_Written request:_
Take each line containing "lists" and report it exactly as written.

_Source records:_
....

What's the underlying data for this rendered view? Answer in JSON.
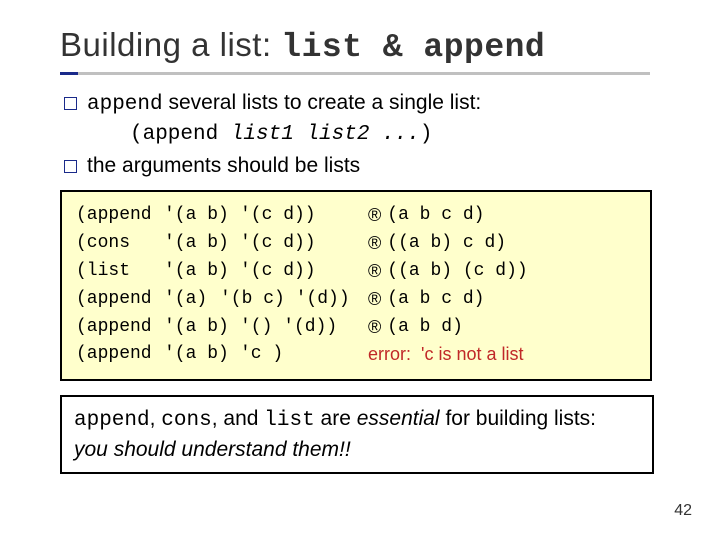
{
  "title": {
    "pre": "Building a list:  ",
    "mono": "list & append"
  },
  "bullet1": {
    "pre": "",
    "mono": "append",
    "post": " several lists to create a single list:"
  },
  "syntax": {
    "open": "(append ",
    "args": "list1 list2 ...",
    "close": ")"
  },
  "bullet2": "the arguments should be lists",
  "rows": [
    {
      "fn": "(append",
      "a": "'(a b)",
      "b": "'(c d))",
      "arrow": "®",
      "r": "(a b c d)"
    },
    {
      "fn": "(cons",
      "a": "'(a b)",
      "b": "'(c d))",
      "arrow": "®",
      "r": "((a b) c d)"
    },
    {
      "fn": "(list",
      "a": "'(a b)",
      "b": "'(c d))",
      "arrow": "®",
      "r": "((a b) (c d))"
    },
    {
      "fn": "(append",
      "a": "'(a)",
      "b": "'(b c) '(d))",
      "arrow": "®",
      "r": "(a b c d)"
    },
    {
      "fn": "(append",
      "a": "'(a b)",
      "b": "'() '(d))",
      "arrow": "®",
      "r": "(a b d)"
    },
    {
      "fn": "(append",
      "a": "'(a b)",
      "b": "'c )",
      "arrow": "",
      "r": "error:  'c is not a list",
      "err": true
    }
  ],
  "note": {
    "f1": "append",
    "c1": ", ",
    "f2": "cons",
    "c2": ", and ",
    "f3": "list",
    "c3": " are ",
    "emph": "essential",
    "c4": " for building lists:",
    "line2": "you should understand them!!"
  },
  "page": "42"
}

....

_The answer:_
    "post": " several lists to create a single list:"
  "bullet2": "the arguments should be lists",
    "c4": " for building lists:",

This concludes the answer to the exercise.